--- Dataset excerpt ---
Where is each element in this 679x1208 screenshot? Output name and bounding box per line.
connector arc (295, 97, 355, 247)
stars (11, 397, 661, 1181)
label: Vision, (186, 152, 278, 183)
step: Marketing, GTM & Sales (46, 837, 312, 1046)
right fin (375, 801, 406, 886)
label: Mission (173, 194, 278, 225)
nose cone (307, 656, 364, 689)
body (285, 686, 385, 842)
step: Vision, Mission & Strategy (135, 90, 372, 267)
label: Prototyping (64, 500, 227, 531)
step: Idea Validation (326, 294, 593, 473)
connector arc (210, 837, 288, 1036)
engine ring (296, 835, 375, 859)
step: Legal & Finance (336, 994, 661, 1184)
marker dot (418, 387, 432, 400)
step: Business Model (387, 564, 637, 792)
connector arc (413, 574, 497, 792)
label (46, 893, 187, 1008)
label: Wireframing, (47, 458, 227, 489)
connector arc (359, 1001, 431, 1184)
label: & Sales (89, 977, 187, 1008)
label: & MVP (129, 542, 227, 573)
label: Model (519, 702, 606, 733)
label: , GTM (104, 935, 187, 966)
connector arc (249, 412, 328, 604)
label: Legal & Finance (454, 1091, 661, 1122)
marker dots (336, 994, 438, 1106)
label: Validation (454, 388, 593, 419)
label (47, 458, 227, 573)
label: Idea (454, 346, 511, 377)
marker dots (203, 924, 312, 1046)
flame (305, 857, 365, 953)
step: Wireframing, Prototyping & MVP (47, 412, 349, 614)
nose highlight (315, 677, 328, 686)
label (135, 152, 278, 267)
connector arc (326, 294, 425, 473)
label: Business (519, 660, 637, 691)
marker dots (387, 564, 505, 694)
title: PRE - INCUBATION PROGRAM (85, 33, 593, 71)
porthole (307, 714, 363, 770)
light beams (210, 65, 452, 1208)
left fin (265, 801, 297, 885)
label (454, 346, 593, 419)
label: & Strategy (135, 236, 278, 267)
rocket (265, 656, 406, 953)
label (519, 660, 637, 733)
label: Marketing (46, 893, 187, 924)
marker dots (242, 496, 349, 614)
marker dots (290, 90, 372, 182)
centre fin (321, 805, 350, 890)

--- What you should do ---
Retype every line of the records above without changing anything.

--- Exercise solution ---
Where is each element in this 679x1208 screenshot? Output name and bounding box per line.
connector arc (295, 97, 355, 247)
stars (11, 397, 661, 1181)
label: Vision, (186, 152, 278, 183)
step: Marketing, GTM & Sales (46, 837, 312, 1046)
right fin (375, 801, 406, 886)
label: Mission (173, 194, 278, 225)
nose cone (307, 656, 364, 689)
body (285, 686, 385, 842)
step: Vision, Mission & Strategy (135, 90, 372, 267)
label: Prototyping (64, 500, 227, 531)
step: Idea Validation (326, 294, 593, 473)
connector arc (210, 837, 288, 1036)
engine ring (296, 835, 375, 859)
step: Legal & Finance (336, 994, 661, 1184)
marker dot (418, 387, 432, 400)
step: Business Model (387, 564, 637, 792)
connector arc (413, 574, 497, 792)
label (46, 893, 187, 1008)
label: Wireframing, (47, 458, 227, 489)
connector arc (359, 1001, 431, 1184)
label: & Sales (89, 977, 187, 1008)
label: & MVP (129, 542, 227, 573)
label: Model (519, 702, 606, 733)
label: , GTM (104, 935, 187, 966)
connector arc (249, 412, 328, 604)
label: Legal & Finance (454, 1091, 661, 1122)
marker dots (336, 994, 438, 1106)
label: Validation (454, 388, 593, 419)
label (47, 458, 227, 573)
label: Idea (454, 346, 511, 377)
marker dots (203, 924, 312, 1046)
flame (305, 857, 365, 953)
step: Wireframing, Prototyping & MVP (47, 412, 349, 614)
nose highlight (315, 677, 328, 686)
label (135, 152, 278, 267)
connector arc (326, 294, 425, 473)
label: Business (519, 660, 637, 691)
marker dots (387, 564, 505, 694)
title: PRE - INCUBATION PROGRAM (85, 33, 593, 71)
porthole (307, 714, 363, 770)
light beams (210, 65, 452, 1208)
left fin (265, 801, 297, 885)
label (454, 346, 593, 419)
label: & Strategy (135, 236, 278, 267)
rocket (265, 656, 406, 953)
label (519, 660, 637, 733)
label: Marketing (46, 893, 187, 924)
marker dots (242, 496, 349, 614)
marker dots (290, 90, 372, 182)
centre fin (321, 805, 350, 890)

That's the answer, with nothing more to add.